» **Records about charts and figures**
::::

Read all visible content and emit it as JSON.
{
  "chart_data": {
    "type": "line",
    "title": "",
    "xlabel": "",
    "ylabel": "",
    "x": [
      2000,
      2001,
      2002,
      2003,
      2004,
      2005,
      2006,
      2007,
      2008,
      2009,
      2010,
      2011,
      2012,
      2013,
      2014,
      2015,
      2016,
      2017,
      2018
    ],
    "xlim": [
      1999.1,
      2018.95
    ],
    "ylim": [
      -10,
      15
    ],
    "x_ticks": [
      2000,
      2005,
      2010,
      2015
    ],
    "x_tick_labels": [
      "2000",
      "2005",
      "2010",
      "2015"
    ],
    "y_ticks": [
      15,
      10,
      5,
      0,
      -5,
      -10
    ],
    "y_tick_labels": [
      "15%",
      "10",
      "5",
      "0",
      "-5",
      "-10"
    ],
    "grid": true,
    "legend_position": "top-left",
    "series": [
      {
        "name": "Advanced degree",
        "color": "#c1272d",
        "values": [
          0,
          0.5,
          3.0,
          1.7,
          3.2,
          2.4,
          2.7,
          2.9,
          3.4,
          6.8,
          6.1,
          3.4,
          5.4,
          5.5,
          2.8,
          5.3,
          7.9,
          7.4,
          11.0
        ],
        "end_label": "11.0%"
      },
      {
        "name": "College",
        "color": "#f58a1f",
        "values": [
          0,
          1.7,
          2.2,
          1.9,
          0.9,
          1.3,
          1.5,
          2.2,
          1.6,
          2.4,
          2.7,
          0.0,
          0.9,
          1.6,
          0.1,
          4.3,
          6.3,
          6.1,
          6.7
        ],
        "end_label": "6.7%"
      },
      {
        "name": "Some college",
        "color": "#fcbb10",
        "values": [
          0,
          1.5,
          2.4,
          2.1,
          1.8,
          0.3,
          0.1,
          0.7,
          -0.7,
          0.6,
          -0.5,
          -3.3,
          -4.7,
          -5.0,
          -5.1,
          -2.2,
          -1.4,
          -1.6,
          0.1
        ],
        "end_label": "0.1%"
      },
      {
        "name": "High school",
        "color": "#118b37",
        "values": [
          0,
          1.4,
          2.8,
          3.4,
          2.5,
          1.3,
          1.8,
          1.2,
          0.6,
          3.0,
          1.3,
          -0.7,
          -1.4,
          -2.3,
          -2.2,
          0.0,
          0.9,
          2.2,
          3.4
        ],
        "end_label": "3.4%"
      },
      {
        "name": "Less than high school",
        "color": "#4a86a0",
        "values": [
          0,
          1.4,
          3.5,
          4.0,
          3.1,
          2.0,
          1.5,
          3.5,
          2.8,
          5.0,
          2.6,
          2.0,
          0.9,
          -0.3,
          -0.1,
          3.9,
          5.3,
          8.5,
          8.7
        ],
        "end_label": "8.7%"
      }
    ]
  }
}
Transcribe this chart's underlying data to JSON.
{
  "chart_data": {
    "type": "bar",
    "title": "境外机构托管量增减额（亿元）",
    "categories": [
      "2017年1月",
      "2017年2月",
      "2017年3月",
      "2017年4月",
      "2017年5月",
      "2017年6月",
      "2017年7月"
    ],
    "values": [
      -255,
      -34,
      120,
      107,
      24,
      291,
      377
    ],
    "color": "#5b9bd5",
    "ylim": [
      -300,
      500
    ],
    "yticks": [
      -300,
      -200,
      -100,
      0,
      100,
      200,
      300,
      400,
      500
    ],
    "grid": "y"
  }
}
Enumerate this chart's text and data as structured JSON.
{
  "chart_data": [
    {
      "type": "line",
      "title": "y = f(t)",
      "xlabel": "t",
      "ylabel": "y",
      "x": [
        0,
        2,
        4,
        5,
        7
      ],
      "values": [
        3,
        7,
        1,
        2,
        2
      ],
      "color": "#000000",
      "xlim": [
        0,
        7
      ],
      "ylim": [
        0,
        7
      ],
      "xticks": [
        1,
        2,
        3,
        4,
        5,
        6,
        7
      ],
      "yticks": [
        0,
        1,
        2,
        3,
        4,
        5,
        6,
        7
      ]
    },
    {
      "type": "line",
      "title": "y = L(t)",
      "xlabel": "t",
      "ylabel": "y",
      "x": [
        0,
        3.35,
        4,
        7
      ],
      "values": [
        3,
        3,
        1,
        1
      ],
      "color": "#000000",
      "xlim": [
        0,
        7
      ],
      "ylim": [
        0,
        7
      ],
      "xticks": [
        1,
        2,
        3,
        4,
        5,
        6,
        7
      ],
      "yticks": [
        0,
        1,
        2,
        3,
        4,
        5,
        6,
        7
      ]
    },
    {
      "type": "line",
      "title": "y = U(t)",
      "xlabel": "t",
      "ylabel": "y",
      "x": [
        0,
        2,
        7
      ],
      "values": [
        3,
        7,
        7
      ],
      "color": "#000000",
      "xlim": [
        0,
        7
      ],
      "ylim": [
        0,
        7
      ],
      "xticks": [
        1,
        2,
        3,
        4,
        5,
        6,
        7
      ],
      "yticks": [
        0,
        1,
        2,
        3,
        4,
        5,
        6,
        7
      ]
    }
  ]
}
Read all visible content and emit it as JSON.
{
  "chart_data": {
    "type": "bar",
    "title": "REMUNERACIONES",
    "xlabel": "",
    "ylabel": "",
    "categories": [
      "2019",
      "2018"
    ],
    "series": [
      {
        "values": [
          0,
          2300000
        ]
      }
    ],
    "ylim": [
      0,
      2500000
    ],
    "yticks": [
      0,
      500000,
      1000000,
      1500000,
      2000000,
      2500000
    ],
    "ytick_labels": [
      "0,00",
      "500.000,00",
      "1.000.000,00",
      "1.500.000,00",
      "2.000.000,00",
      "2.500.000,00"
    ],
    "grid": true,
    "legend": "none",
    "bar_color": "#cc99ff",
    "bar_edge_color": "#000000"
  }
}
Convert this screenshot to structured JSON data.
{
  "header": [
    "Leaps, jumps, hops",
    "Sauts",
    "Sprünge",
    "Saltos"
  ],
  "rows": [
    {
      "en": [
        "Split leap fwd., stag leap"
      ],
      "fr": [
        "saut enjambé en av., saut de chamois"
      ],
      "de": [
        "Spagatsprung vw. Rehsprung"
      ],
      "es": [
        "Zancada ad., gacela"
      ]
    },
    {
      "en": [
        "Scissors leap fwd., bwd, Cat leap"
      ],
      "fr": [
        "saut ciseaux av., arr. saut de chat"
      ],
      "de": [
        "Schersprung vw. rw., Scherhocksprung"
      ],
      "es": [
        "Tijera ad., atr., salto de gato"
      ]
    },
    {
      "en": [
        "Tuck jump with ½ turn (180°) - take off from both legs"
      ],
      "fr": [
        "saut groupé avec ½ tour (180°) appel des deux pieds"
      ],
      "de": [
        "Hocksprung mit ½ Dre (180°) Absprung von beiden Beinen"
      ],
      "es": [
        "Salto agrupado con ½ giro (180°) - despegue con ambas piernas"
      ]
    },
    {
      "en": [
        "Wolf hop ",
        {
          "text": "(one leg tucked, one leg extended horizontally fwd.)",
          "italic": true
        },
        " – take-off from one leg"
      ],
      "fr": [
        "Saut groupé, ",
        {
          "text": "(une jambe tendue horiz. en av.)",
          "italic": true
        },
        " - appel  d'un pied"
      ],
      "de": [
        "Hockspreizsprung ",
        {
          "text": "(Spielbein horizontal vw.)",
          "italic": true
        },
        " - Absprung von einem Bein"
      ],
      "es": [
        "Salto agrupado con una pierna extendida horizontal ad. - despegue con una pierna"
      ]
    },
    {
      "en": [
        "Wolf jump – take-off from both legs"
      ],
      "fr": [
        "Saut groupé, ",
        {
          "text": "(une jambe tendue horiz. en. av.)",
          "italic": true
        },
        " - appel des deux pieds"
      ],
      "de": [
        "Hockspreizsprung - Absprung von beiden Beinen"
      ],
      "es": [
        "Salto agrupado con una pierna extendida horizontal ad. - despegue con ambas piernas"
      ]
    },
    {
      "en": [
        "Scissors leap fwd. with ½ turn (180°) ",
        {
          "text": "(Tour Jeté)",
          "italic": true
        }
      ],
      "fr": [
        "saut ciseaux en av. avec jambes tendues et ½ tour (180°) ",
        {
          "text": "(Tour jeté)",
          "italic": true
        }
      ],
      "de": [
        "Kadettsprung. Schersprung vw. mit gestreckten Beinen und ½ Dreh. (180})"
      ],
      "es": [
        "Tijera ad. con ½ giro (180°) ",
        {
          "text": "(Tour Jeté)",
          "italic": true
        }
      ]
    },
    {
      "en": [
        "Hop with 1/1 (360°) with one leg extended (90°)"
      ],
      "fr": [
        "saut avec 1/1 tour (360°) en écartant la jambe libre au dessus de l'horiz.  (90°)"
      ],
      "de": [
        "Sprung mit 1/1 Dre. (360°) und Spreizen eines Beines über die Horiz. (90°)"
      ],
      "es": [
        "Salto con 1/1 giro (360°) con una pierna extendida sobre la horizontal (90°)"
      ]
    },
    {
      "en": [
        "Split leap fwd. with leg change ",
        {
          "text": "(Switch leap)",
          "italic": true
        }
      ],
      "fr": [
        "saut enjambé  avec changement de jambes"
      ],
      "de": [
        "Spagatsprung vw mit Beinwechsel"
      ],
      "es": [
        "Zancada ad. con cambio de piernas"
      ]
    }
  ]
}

::::

» **What is being asked**
Look through the lines above and collect those with the word "take".

» **Task output**
        "Tuck jump with ½ turn (180°) - take off from both legs"
        " – take-off from one leg"
        "Wolf jump – take-off from both legs"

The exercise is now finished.